[Lines of data]
==*==

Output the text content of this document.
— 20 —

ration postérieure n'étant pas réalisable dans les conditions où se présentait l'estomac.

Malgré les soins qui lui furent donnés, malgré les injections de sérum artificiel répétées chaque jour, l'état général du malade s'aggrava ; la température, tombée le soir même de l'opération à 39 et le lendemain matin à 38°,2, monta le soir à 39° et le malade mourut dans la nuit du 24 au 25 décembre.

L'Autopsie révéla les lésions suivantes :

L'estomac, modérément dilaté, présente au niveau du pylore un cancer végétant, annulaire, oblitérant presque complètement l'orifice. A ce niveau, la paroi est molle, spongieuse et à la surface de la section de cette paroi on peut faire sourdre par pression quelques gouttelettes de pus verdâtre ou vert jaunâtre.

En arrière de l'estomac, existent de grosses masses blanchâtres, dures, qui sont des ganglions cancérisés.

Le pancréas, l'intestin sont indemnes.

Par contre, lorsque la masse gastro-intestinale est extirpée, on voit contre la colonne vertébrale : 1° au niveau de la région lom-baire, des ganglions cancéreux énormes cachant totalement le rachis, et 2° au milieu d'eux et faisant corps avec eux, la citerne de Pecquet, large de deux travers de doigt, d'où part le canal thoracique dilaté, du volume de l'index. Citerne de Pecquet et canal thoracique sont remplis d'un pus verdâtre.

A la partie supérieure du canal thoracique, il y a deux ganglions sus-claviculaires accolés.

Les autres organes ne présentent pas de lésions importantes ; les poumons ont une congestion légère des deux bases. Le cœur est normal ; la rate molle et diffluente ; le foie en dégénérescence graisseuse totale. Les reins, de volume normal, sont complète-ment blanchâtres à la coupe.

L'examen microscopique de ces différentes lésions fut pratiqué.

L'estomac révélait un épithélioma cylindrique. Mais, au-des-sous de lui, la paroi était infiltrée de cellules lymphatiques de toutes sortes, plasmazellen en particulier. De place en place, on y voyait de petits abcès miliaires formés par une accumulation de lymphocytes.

==*==

▸ **Exercise details**: Which lines hold the string "volume"? List them all.

▸ **Expected answer**:
Par contre, lorsque la masse gastro-intestinale est extirpée, on voit contre la colonne vertébrale : 1° au niveau de la région lom-baire, des ganglions cancéreux énormes cachant totalement le rachis, et 2° au milieu d'eux et faisant corps avec eux, la citerne de Pecquet, large de deux travers de doigt, d'où part le canal thoracique dilaté, du volume de l'index. Citerne de Pecquet et canal thoracique sont remplis d'un pus verdâtre.
Les autres organes ne présentent pas de lésions importantes ; les poumons ont une congestion légère des deux bases. Le cœur est normal ; la rate molle et diffluente ; le foie en dégénérescence graisseuse totale. Les reins, de volume normal, sont complète-ment blanchâtres à la coupe.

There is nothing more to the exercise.